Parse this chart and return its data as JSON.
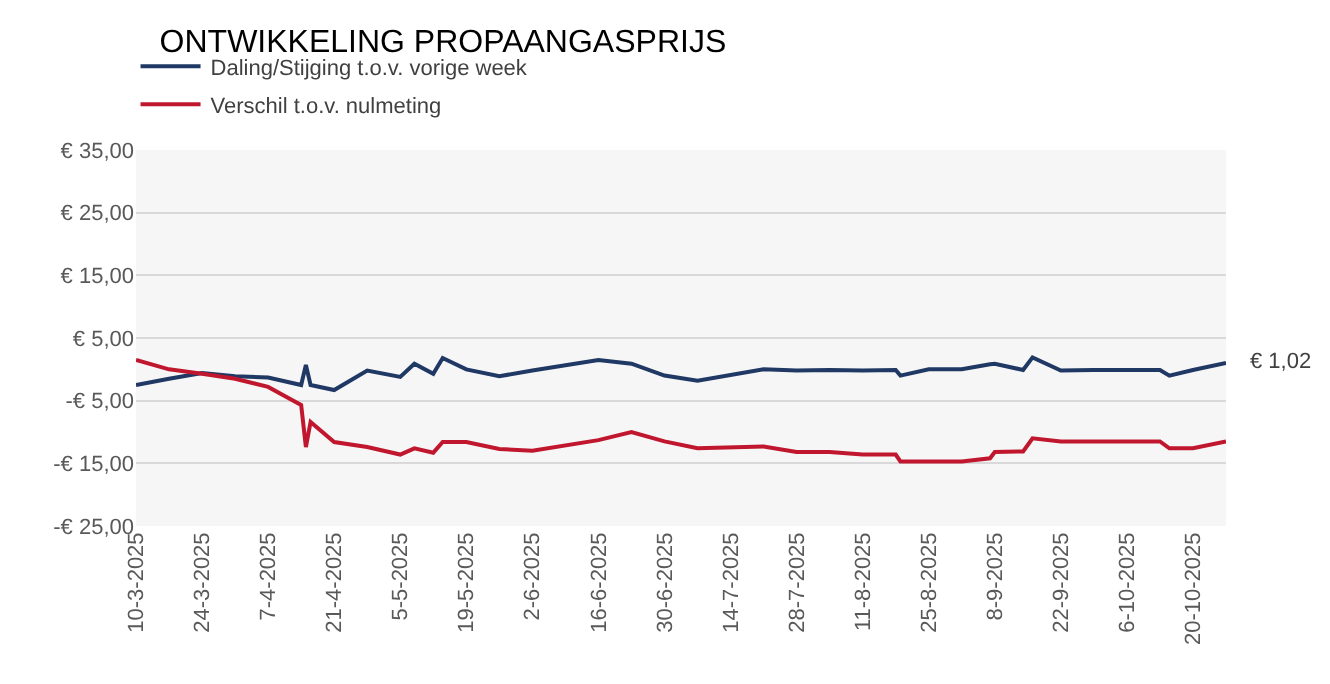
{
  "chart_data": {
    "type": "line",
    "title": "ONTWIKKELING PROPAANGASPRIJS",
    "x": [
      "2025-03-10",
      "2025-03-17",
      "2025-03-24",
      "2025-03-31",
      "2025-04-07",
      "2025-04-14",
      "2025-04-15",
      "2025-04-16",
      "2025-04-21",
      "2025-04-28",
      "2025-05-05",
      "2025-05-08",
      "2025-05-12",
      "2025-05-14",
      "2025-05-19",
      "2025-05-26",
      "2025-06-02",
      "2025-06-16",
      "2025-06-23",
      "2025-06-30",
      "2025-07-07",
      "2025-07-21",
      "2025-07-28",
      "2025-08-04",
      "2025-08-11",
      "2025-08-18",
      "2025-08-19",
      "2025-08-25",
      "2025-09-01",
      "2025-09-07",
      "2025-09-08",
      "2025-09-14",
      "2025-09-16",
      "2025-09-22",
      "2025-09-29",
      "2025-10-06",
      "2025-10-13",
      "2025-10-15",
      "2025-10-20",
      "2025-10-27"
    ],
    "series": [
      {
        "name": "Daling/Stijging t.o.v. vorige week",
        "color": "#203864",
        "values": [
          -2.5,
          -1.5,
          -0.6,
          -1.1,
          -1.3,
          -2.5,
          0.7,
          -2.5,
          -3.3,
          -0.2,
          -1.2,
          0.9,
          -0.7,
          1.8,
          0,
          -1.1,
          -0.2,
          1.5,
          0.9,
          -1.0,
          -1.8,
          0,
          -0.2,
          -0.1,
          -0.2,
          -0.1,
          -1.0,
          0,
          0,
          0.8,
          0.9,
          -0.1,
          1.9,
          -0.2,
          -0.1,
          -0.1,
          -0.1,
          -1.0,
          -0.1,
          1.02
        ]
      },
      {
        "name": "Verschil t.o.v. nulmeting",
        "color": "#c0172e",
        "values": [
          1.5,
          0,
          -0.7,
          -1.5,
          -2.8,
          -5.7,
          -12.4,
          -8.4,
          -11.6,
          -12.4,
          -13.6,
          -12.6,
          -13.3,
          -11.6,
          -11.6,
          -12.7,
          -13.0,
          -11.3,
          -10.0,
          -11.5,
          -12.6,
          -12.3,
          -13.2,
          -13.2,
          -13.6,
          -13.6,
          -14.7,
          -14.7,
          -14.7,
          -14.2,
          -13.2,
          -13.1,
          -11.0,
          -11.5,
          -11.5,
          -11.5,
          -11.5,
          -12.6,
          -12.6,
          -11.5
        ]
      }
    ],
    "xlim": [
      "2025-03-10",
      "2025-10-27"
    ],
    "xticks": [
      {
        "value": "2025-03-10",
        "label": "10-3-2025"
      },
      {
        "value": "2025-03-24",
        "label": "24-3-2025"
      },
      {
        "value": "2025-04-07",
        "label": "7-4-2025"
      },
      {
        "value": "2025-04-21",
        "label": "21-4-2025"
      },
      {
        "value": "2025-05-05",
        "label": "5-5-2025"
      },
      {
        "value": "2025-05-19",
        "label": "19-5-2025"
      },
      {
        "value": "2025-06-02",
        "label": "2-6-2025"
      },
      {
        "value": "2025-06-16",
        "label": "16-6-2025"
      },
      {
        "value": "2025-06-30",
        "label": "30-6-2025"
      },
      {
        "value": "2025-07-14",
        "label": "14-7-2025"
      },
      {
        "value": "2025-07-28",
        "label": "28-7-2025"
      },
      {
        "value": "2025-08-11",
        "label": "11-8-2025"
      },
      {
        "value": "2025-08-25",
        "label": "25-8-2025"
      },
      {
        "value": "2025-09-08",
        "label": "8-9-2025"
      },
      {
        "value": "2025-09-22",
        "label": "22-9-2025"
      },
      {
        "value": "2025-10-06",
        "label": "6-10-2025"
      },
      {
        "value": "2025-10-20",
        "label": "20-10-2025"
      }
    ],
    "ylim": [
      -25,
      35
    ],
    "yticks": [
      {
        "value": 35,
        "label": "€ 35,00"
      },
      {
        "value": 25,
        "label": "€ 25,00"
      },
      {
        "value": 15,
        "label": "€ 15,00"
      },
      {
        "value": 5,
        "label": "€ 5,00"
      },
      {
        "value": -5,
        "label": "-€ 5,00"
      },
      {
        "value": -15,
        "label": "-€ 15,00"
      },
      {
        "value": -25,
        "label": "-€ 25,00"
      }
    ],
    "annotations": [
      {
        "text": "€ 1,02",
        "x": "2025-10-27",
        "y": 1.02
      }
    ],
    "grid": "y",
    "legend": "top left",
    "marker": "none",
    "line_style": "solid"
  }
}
*****
## EXERCISE OBJECTIVE
Please transcribe the material above exactly as written. Leave the pictures out.

## THE RESULT
Parse this chart and return its data as JSON.
{
  "chart_data": {
    "type": "line",
    "title": "ONTWIKKELING PROPAANGASPRIJS",
    "x": [
      "2025-03-10",
      "2025-03-17",
      "2025-03-24",
      "2025-03-31",
      "2025-04-07",
      "2025-04-14",
      "2025-04-15",
      "2025-04-16",
      "2025-04-21",
      "2025-04-28",
      "2025-05-05",
      "2025-05-08",
      "2025-05-12",
      "2025-05-14",
      "2025-05-19",
      "2025-05-26",
      "2025-06-02",
      "2025-06-16",
      "2025-06-23",
      "2025-06-30",
      "2025-07-07",
      "2025-07-21",
      "2025-07-28",
      "2025-08-04",
      "2025-08-11",
      "2025-08-18",
      "2025-08-19",
      "2025-08-25",
      "2025-09-01",
      "2025-09-07",
      "2025-09-08",
      "2025-09-14",
      "2025-09-16",
      "2025-09-22",
      "2025-09-29",
      "2025-10-06",
      "2025-10-13",
      "2025-10-15",
      "2025-10-20",
      "2025-10-27"
    ],
    "series": [
      {
        "name": "Daling/Stijging t.o.v. vorige week",
        "color": "#203864",
        "values": [
          -2.5,
          -1.5,
          -0.6,
          -1.1,
          -1.3,
          -2.5,
          0.7,
          -2.5,
          -3.3,
          -0.2,
          -1.2,
          0.9,
          -0.7,
          1.8,
          0,
          -1.1,
          -0.2,
          1.5,
          0.9,
          -1.0,
          -1.8,
          0,
          -0.2,
          -0.1,
          -0.2,
          -0.1,
          -1.0,
          0,
          0,
          0.8,
          0.9,
          -0.1,
          1.9,
          -0.2,
          -0.1,
          -0.1,
          -0.1,
          -1.0,
          -0.1,
          1.02
        ]
      },
      {
        "name": "Verschil t.o.v. nulmeting",
        "color": "#c0172e",
        "values": [
          1.5,
          0,
          -0.7,
          -1.5,
          -2.8,
          -5.7,
          -12.4,
          -8.4,
          -11.6,
          -12.4,
          -13.6,
          -12.6,
          -13.3,
          -11.6,
          -11.6,
          -12.7,
          -13.0,
          -11.3,
          -10.0,
          -11.5,
          -12.6,
          -12.3,
          -13.2,
          -13.2,
          -13.6,
          -13.6,
          -14.7,
          -14.7,
          -14.7,
          -14.2,
          -13.2,
          -13.1,
          -11.0,
          -11.5,
          -11.5,
          -11.5,
          -11.5,
          -12.6,
          -12.6,
          -11.5
        ]
      }
    ],
    "xlim": [
      "2025-03-10",
      "2025-10-27"
    ],
    "xticks": [
      {
        "value": "2025-03-10",
        "label": "10-3-2025"
      },
      {
        "value": "2025-03-24",
        "label": "24-3-2025"
      },
      {
        "value": "2025-04-07",
        "label": "7-4-2025"
      },
      {
        "value": "2025-04-21",
        "label": "21-4-2025"
      },
      {
        "value": "2025-05-05",
        "label": "5-5-2025"
      },
      {
        "value": "2025-05-19",
        "label": "19-5-2025"
      },
      {
        "value": "2025-06-02",
        "label": "2-6-2025"
      },
      {
        "value": "2025-06-16",
        "label": "16-6-2025"
      },
      {
        "value": "2025-06-30",
        "label": "30-6-2025"
      },
      {
        "value": "2025-07-14",
        "label": "14-7-2025"
      },
      {
        "value": "2025-07-28",
        "label": "28-7-2025"
      },
      {
        "value": "2025-08-11",
        "label": "11-8-2025"
      },
      {
        "value": "2025-08-25",
        "label": "25-8-2025"
      },
      {
        "value": "2025-09-08",
        "label": "8-9-2025"
      },
      {
        "value": "2025-09-22",
        "label": "22-9-2025"
      },
      {
        "value": "2025-10-06",
        "label": "6-10-2025"
      },
      {
        "value": "2025-10-20",
        "label": "20-10-2025"
      }
    ],
    "ylim": [
      -25,
      35
    ],
    "yticks": [
      {
        "value": 35,
        "label": "€ 35,00"
      },
      {
        "value": 25,
        "label": "€ 25,00"
      },
      {
        "value": 15,
        "label": "€ 15,00"
      },
      {
        "value": 5,
        "label": "€ 5,00"
      },
      {
        "value": -5,
        "label": "-€ 5,00"
      },
      {
        "value": -15,
        "label": "-€ 15,00"
      },
      {
        "value": -25,
        "label": "-€ 25,00"
      }
    ],
    "annotations": [
      {
        "text": "€ 1,02",
        "x": "2025-10-27",
        "y": 1.02
      }
    ],
    "grid": "y",
    "legend": "top left",
    "marker": "none",
    "line_style": "solid"
  }
}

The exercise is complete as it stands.